| Task requirements |
Write out all of the data without omission, exactly as shown.

(Dataset excerpt)
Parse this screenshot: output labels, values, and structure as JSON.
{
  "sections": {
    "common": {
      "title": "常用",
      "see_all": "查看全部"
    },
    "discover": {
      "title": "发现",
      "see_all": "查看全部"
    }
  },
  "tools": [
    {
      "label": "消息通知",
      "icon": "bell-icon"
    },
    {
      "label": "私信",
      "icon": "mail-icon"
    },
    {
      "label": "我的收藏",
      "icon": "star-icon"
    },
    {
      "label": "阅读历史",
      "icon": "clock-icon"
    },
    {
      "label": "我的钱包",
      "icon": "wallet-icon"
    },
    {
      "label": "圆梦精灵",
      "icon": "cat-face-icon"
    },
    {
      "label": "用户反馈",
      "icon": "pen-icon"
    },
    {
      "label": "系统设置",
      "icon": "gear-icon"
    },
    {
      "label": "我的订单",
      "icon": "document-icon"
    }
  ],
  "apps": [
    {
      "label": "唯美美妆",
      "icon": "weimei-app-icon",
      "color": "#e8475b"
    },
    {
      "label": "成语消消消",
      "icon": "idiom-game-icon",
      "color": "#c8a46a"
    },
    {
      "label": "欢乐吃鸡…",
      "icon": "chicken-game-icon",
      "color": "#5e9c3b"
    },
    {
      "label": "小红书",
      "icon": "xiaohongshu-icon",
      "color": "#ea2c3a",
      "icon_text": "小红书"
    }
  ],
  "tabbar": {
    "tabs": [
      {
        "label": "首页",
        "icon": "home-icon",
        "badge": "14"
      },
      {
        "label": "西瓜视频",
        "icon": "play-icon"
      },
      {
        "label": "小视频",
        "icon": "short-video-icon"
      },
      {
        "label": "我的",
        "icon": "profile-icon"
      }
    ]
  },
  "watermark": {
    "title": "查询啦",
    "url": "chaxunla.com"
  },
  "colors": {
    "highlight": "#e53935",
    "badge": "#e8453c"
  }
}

| Full response |
Parse this screenshot: output labels, values, and structure as JSON.
{
  "sections": {
    "common": {
      "title": "常用",
      "see_all": "查看全部"
    },
    "discover": {
      "title": "发现",
      "see_all": "查看全部"
    }
  },
  "tools": [
    {
      "label": "消息通知",
      "icon": "bell-icon"
    },
    {
      "label": "私信",
      "icon": "mail-icon"
    },
    {
      "label": "我的收藏",
      "icon": "star-icon"
    },
    {
      "label": "阅读历史",
      "icon": "clock-icon"
    },
    {
      "label": "我的钱包",
      "icon": "wallet-icon"
    },
    {
      "label": "圆梦精灵",
      "icon": "cat-face-icon"
    },
    {
      "label": "用户反馈",
      "icon": "pen-icon"
    },
    {
      "label": "系统设置",
      "icon": "gear-icon"
    },
    {
      "label": "我的订单",
      "icon": "document-icon"
    }
  ],
  "apps": [
    {
      "label": "唯美美妆",
      "icon": "weimei-app-icon",
      "color": "#e8475b"
    },
    {
      "label": "成语消消消",
      "icon": "idiom-game-icon",
      "color": "#c8a46a"
    },
    {
      "label": "欢乐吃鸡…",
      "icon": "chicken-game-icon",
      "color": "#5e9c3b"
    },
    {
      "label": "小红书",
      "icon": "xiaohongshu-icon",
      "color": "#ea2c3a",
      "icon_text": "小红书"
    }
  ],
  "tabbar": {
    "tabs": [
      {
        "label": "首页",
        "icon": "home-icon",
        "badge": "14"
      },
      {
        "label": "西瓜视频",
        "icon": "play-icon"
      },
      {
        "label": "小视频",
        "icon": "short-video-icon"
      },
      {
        "label": "我的",
        "icon": "profile-icon"
      }
    ]
  },
  "watermark": {
    "title": "查询啦",
    "url": "chaxunla.com"
  },
  "colors": {
    "highlight": "#e53935",
    "badge": "#e8453c"
  }
}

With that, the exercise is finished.